**TASK TO COMPLETE**
From the records below, copy every line that contains the word "mindig".

**Data entries**
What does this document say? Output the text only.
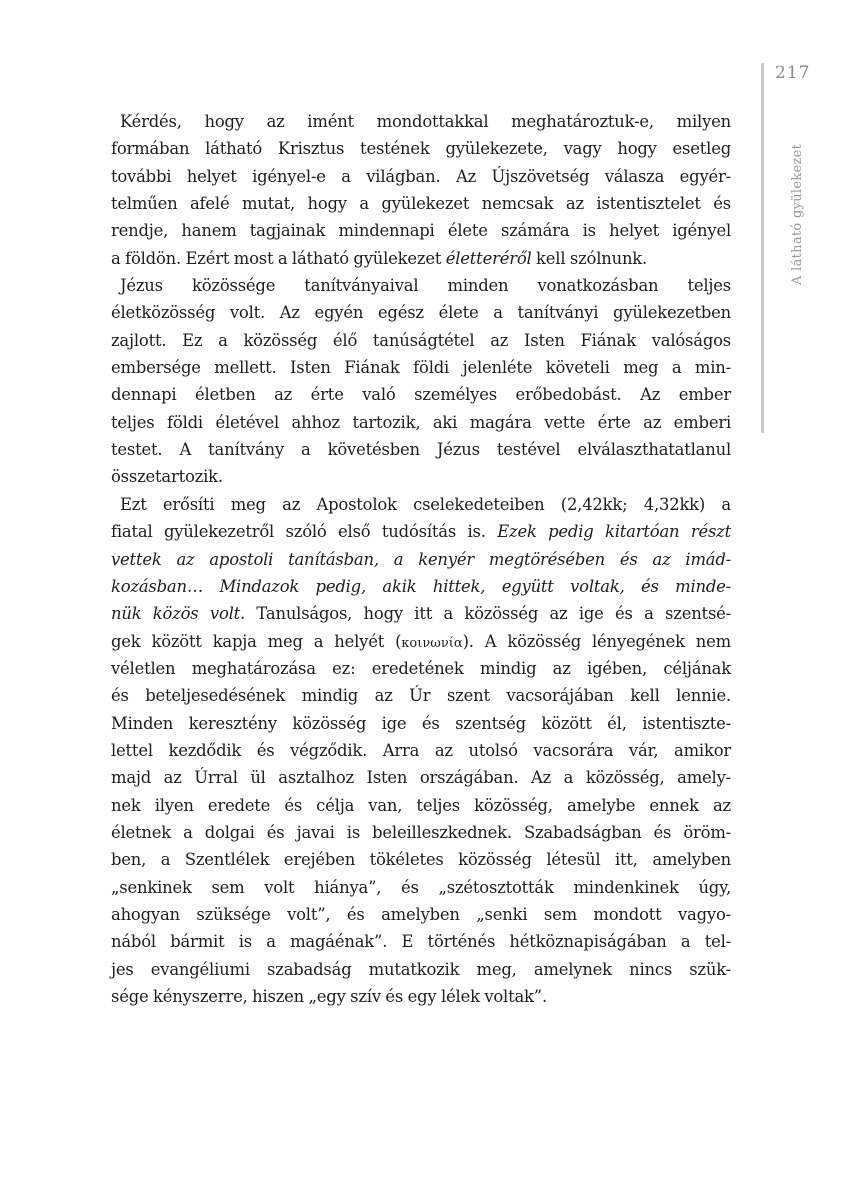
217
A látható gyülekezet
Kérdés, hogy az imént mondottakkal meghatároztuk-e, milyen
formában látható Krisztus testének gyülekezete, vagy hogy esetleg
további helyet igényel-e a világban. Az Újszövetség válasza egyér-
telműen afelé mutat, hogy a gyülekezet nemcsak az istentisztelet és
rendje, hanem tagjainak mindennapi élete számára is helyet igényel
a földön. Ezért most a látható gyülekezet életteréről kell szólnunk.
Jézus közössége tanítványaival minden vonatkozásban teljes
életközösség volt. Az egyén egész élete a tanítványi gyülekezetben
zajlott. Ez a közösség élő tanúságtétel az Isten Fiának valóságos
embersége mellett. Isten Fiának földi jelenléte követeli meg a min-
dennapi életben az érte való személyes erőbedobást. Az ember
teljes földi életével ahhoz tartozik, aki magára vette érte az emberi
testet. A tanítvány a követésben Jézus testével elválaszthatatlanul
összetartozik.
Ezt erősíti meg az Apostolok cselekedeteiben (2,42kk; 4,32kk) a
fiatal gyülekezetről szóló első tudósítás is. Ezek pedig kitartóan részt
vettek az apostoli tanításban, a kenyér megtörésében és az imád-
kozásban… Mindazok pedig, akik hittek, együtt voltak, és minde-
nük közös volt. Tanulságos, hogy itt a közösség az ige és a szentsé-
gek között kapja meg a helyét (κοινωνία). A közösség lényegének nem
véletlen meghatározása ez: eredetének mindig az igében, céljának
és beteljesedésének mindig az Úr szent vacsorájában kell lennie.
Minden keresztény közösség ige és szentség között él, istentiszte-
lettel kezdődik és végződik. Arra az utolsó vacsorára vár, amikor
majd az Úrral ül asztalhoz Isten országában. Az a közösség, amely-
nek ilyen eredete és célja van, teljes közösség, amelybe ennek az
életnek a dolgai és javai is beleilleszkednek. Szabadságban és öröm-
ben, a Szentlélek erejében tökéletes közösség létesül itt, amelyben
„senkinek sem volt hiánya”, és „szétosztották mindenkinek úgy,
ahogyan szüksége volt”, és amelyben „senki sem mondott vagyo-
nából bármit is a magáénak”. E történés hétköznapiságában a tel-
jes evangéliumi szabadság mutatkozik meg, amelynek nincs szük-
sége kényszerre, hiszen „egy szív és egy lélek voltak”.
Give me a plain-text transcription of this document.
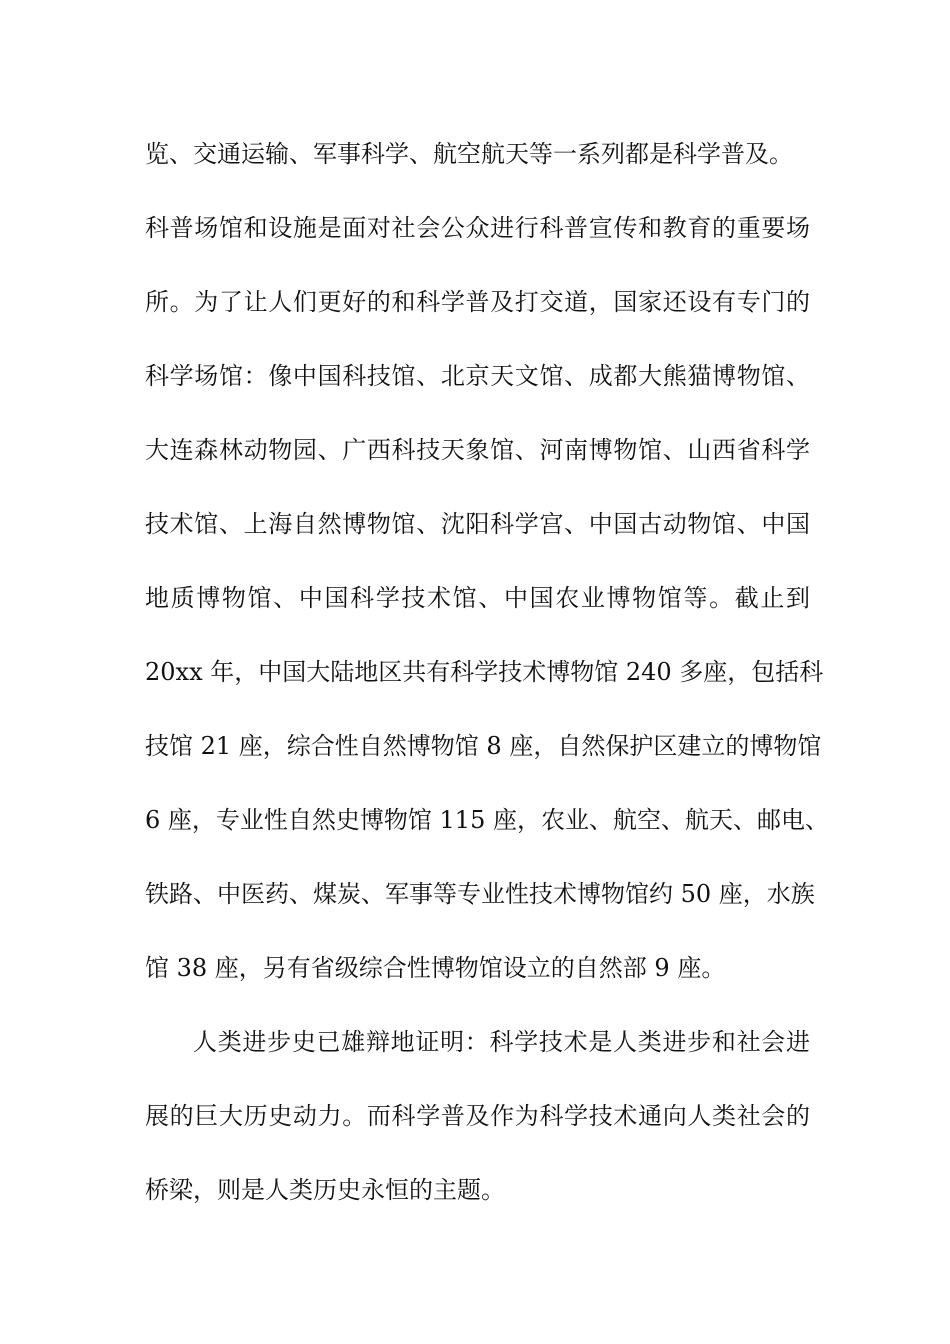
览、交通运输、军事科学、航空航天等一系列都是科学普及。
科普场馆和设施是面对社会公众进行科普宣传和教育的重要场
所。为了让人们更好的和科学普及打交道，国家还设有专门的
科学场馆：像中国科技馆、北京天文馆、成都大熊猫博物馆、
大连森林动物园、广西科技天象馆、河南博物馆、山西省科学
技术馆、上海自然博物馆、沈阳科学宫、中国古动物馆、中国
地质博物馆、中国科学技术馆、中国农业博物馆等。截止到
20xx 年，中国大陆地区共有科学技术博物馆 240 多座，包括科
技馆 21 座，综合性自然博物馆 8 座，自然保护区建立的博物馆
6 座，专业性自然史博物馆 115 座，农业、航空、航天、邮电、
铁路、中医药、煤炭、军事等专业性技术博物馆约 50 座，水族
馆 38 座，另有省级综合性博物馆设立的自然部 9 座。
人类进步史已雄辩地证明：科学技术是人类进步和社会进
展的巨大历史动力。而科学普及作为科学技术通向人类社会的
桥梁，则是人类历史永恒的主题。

**EXERCISE RESULT**
véletlen meghatározása ez: eredetének mindig az igében, céljának
és beteljesedésének mindig az Úr szent vacsorájában kell lennie.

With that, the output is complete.